### [Task to carry out]
Will you transcribe the entries that follow, exactly and in full?

[Records from a collection of figures]
● ● ● ●
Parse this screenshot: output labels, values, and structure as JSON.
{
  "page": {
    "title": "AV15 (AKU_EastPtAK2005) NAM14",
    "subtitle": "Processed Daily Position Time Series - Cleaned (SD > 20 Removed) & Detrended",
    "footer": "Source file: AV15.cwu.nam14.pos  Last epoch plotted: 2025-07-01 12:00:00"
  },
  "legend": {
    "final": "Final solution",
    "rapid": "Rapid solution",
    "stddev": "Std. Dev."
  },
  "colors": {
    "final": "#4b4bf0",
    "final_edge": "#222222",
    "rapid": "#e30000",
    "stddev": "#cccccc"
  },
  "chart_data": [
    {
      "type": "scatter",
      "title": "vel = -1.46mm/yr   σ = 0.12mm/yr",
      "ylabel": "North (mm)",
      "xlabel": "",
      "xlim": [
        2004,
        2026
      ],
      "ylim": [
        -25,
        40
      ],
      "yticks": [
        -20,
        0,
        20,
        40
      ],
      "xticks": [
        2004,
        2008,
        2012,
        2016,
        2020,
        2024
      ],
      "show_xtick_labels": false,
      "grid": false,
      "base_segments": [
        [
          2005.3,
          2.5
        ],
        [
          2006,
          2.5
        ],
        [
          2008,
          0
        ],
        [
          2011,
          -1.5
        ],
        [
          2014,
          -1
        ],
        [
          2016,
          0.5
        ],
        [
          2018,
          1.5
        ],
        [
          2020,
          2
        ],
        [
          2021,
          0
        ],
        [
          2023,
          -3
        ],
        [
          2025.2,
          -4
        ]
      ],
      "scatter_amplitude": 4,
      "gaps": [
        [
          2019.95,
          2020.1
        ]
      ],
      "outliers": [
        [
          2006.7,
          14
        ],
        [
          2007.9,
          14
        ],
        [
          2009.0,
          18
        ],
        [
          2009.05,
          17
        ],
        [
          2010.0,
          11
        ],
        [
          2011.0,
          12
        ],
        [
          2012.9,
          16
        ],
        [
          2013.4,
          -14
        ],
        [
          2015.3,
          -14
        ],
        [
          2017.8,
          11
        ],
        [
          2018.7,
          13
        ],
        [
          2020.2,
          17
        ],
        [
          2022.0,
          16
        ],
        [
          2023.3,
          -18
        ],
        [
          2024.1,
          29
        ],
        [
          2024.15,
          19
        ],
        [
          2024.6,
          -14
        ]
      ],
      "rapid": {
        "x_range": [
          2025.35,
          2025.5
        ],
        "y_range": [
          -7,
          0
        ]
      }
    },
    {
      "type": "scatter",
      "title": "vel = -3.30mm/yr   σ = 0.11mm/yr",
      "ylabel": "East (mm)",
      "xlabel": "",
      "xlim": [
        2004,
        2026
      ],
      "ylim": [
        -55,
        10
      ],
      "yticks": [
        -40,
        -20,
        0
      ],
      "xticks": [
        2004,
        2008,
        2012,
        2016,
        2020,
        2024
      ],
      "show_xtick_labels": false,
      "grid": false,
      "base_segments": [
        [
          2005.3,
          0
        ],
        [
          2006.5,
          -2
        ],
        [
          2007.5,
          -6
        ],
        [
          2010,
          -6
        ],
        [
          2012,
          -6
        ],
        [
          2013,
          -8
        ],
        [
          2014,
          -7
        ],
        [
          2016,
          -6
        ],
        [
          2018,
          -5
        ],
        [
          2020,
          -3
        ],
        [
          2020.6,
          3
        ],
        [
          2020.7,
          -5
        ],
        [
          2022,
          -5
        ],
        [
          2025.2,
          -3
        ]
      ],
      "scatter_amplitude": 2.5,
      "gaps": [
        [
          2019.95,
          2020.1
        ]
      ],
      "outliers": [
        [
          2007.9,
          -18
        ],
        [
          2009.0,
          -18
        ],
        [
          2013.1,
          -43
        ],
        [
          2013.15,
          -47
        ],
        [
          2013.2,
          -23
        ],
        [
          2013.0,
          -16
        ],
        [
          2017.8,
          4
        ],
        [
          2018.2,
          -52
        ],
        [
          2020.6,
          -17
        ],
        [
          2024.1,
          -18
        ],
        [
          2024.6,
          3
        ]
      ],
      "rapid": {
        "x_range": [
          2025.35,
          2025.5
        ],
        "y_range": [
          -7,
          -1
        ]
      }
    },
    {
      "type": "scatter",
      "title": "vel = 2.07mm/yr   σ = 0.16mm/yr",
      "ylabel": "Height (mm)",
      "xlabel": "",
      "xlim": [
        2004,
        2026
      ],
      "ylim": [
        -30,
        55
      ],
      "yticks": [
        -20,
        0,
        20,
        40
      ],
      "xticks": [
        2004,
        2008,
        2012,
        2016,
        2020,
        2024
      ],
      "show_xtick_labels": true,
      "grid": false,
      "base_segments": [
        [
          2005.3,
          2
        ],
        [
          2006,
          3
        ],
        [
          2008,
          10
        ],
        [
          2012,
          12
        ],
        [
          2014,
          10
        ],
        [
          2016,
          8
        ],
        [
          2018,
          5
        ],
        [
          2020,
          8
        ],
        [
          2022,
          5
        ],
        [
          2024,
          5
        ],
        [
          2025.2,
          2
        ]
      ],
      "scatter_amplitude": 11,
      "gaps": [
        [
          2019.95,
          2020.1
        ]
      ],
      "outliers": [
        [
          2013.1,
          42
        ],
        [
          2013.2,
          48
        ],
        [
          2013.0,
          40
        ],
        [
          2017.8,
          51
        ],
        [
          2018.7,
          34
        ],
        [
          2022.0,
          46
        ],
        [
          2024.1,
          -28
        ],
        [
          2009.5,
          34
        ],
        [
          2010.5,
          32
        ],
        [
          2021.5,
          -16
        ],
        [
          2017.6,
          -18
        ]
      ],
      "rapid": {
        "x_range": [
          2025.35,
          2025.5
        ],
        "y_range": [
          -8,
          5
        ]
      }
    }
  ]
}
● ● ● ●
### [Reply]
Parse this screenshot: output labels, values, and structure as JSON.
{
  "page": {
    "title": "AV15 (AKU_EastPtAK2005) NAM14",
    "subtitle": "Processed Daily Position Time Series - Cleaned (SD > 20 Removed) & Detrended",
    "footer": "Source file: AV15.cwu.nam14.pos  Last epoch plotted: 2025-07-01 12:00:00"
  },
  "legend": {
    "final": "Final solution",
    "rapid": "Rapid solution",
    "stddev": "Std. Dev."
  },
  "colors": {
    "final": "#4b4bf0",
    "final_edge": "#222222",
    "rapid": "#e30000",
    "stddev": "#cccccc"
  },
  "chart_data": [
    {
      "type": "scatter",
      "title": "vel = -1.46mm/yr   σ = 0.12mm/yr",
      "ylabel": "North (mm)",
      "xlabel": "",
      "xlim": [
        2004,
        2026
      ],
      "ylim": [
        -25,
        40
      ],
      "yticks": [
        -20,
        0,
        20,
        40
      ],
      "xticks": [
        2004,
        2008,
        2012,
        2016,
        2020,
        2024
      ],
      "show_xtick_labels": false,
      "grid": false,
      "base_segments": [
        [
          2005.3,
          2.5
        ],
        [
          2006,
          2.5
        ],
        [
          2008,
          0
        ],
        [
          2011,
          -1.5
        ],
        [
          2014,
          -1
        ],
        [
          2016,
          0.5
        ],
        [
          2018,
          1.5
        ],
        [
          2020,
          2
        ],
        [
          2021,
          0
        ],
        [
          2023,
          -3
        ],
        [
          2025.2,
          -4
        ]
      ],
      "scatter_amplitude": 4,
      "gaps": [
        [
          2019.95,
          2020.1
        ]
      ],
      "outliers": [
        [
          2006.7,
          14
        ],
        [
          2007.9,
          14
        ],
        [
          2009.0,
          18
        ],
        [
          2009.05,
          17
        ],
        [
          2010.0,
          11
        ],
        [
          2011.0,
          12
        ],
        [
          2012.9,
          16
        ],
        [
          2013.4,
          -14
        ],
        [
          2015.3,
          -14
        ],
        [
          2017.8,
          11
        ],
        [
          2018.7,
          13
        ],
        [
          2020.2,
          17
        ],
        [
          2022.0,
          16
        ],
        [
          2023.3,
          -18
        ],
        [
          2024.1,
          29
        ],
        [
          2024.15,
          19
        ],
        [
          2024.6,
          -14
        ]
      ],
      "rapid": {
        "x_range": [
          2025.35,
          2025.5
        ],
        "y_range": [
          -7,
          0
        ]
      }
    },
    {
      "type": "scatter",
      "title": "vel = -3.30mm/yr   σ = 0.11mm/yr",
      "ylabel": "East (mm)",
      "xlabel": "",
      "xlim": [
        2004,
        2026
      ],
      "ylim": [
        -55,
        10
      ],
      "yticks": [
        -40,
        -20,
        0
      ],
      "xticks": [
        2004,
        2008,
        2012,
        2016,
        2020,
        2024
      ],
      "show_xtick_labels": false,
      "grid": false,
      "base_segments": [
        [
          2005.3,
          0
        ],
        [
          2006.5,
          -2
        ],
        [
          2007.5,
          -6
        ],
        [
          2010,
          -6
        ],
        [
          2012,
          -6
        ],
        [
          2013,
          -8
        ],
        [
          2014,
          -7
        ],
        [
          2016,
          -6
        ],
        [
          2018,
          -5
        ],
        [
          2020,
          -3
        ],
        [
          2020.6,
          3
        ],
        [
          2020.7,
          -5
        ],
        [
          2022,
          -5
        ],
        [
          2025.2,
          -3
        ]
      ],
      "scatter_amplitude": 2.5,
      "gaps": [
        [
          2019.95,
          2020.1
        ]
      ],
      "outliers": [
        [
          2007.9,
          -18
        ],
        [
          2009.0,
          -18
        ],
        [
          2013.1,
          -43
        ],
        [
          2013.15,
          -47
        ],
        [
          2013.2,
          -23
        ],
        [
          2013.0,
          -16
        ],
        [
          2017.8,
          4
        ],
        [
          2018.2,
          -52
        ],
        [
          2020.6,
          -17
        ],
        [
          2024.1,
          -18
        ],
        [
          2024.6,
          3
        ]
      ],
      "rapid": {
        "x_range": [
          2025.35,
          2025.5
        ],
        "y_range": [
          -7,
          -1
        ]
      }
    },
    {
      "type": "scatter",
      "title": "vel = 2.07mm/yr   σ = 0.16mm/yr",
      "ylabel": "Height (mm)",
      "xlabel": "",
      "xlim": [
        2004,
        2026
      ],
      "ylim": [
        -30,
        55
      ],
      "yticks": [
        -20,
        0,
        20,
        40
      ],
      "xticks": [
        2004,
        2008,
        2012,
        2016,
        2020,
        2024
      ],
      "show_xtick_labels": true,
      "grid": false,
      "base_segments": [
        [
          2005.3,
          2
        ],
        [
          2006,
          3
        ],
        [
          2008,
          10
        ],
        [
          2012,
          12
        ],
        [
          2014,
          10
        ],
        [
          2016,
          8
        ],
        [
          2018,
          5
        ],
        [
          2020,
          8
        ],
        [
          2022,
          5
        ],
        [
          2024,
          5
        ],
        [
          2025.2,
          2
        ]
      ],
      "scatter_amplitude": 11,
      "gaps": [
        [
          2019.95,
          2020.1
        ]
      ],
      "outliers": [
        [
          2013.1,
          42
        ],
        [
          2013.2,
          48
        ],
        [
          2013.0,
          40
        ],
        [
          2017.8,
          51
        ],
        [
          2018.7,
          34
        ],
        [
          2022.0,
          46
        ],
        [
          2024.1,
          -28
        ],
        [
          2009.5,
          34
        ],
        [
          2010.5,
          32
        ],
        [
          2021.5,
          -16
        ],
        [
          2017.6,
          -18
        ]
      ],
      "rapid": {
        "x_range": [
          2025.35,
          2025.5
        ],
        "y_range": [
          -8,
          5
        ]
      }
    }
  ]
}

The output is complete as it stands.